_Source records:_
------------------------------------

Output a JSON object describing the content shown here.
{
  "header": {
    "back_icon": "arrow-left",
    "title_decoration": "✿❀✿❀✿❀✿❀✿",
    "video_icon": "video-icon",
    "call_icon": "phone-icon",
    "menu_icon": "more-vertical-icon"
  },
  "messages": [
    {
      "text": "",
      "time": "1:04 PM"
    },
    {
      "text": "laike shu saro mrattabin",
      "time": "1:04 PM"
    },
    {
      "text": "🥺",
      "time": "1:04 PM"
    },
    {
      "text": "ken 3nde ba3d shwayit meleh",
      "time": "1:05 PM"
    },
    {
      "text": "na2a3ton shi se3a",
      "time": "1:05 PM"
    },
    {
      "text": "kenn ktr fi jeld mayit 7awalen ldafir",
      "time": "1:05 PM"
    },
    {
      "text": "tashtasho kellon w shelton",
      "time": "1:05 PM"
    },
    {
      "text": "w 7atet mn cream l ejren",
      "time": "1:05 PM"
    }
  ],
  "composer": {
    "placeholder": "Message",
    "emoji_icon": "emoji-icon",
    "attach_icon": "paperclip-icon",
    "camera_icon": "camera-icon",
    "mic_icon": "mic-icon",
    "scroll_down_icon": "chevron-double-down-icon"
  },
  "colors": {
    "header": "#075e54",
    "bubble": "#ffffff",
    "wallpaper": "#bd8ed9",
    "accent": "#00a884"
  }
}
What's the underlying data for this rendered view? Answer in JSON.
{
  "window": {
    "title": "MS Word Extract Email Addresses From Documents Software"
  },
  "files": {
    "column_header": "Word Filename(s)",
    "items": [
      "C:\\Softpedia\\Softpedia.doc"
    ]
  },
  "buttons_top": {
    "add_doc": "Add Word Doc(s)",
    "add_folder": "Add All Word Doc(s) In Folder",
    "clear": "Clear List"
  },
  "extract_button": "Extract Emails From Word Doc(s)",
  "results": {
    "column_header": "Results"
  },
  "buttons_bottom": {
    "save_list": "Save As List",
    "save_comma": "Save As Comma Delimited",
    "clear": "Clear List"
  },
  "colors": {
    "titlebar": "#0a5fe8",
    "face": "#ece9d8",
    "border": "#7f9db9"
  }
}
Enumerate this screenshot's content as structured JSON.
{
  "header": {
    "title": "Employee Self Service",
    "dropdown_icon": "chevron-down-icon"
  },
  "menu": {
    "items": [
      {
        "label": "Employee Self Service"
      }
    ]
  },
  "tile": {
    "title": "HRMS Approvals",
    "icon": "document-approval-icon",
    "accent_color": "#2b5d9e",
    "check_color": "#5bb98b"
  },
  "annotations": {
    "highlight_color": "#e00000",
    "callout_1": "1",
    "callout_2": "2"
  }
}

------------------------------------

_WHAT YOU WILL DO:_ Nothing in the data may differ; print all of it exactly as written.

_TASK RESPONSE:_
Output a JSON object describing the content shown here.
{
  "header": {
    "back_icon": "arrow-left",
    "title_decoration": "✿❀✿❀✿❀✿❀✿",
    "video_icon": "video-icon",
    "call_icon": "phone-icon",
    "menu_icon": "more-vertical-icon"
  },
  "messages": [
    {
      "text": "",
      "time": "1:04 PM"
    },
    {
      "text": "laike shu saro mrattabin",
      "time": "1:04 PM"
    },
    {
      "text": "🥺",
      "time": "1:04 PM"
    },
    {
      "text": "ken 3nde ba3d shwayit meleh",
      "time": "1:05 PM"
    },
    {
      "text": "na2a3ton shi se3a",
      "time": "1:05 PM"
    },
    {
      "text": "kenn ktr fi jeld mayit 7awalen ldafir",
      "time": "1:05 PM"
    },
    {
      "text": "tashtasho kellon w shelton",
      "time": "1:05 PM"
    },
    {
      "text": "w 7atet mn cream l ejren",
      "time": "1:05 PM"
    }
  ],
  "composer": {
    "placeholder": "Message",
    "emoji_icon": "emoji-icon",
    "attach_icon": "paperclip-icon",
    "camera_icon": "camera-icon",
    "mic_icon": "mic-icon",
    "scroll_down_icon": "chevron-double-down-icon"
  },
  "colors": {
    "header": "#075e54",
    "bubble": "#ffffff",
    "wallpaper": "#bd8ed9",
    "accent": "#00a884"
  }
}
What's the underlying data for this rendered view? Answer in JSON.
{
  "window": {
    "title": "MS Word Extract Email Addresses From Documents Software"
  },
  "files": {
    "column_header": "Word Filename(s)",
    "items": [
      "C:\\Softpedia\\Softpedia.doc"
    ]
  },
  "buttons_top": {
    "add_doc": "Add Word Doc(s)",
    "add_folder": "Add All Word Doc(s) In Folder",
    "clear": "Clear List"
  },
  "extract_button": "Extract Emails From Word Doc(s)",
  "results": {
    "column_header": "Results"
  },
  "buttons_bottom": {
    "save_list": "Save As List",
    "save_comma": "Save As Comma Delimited",
    "clear": "Clear List"
  },
  "colors": {
    "titlebar": "#0a5fe8",
    "face": "#ece9d8",
    "border": "#7f9db9"
  }
}
Enumerate this screenshot's content as structured JSON.
{
  "header": {
    "title": "Employee Self Service",
    "dropdown_icon": "chevron-down-icon"
  },
  "menu": {
    "items": [
      {
        "label": "Employee Self Service"
      }
    ]
  },
  "tile": {
    "title": "HRMS Approvals",
    "icon": "document-approval-icon",
    "accent_color": "#2b5d9e",
    "check_color": "#5bb98b"
  },
  "annotations": {
    "highlight_color": "#e00000",
    "callout_1": "1",
    "callout_2": "2"
  }
}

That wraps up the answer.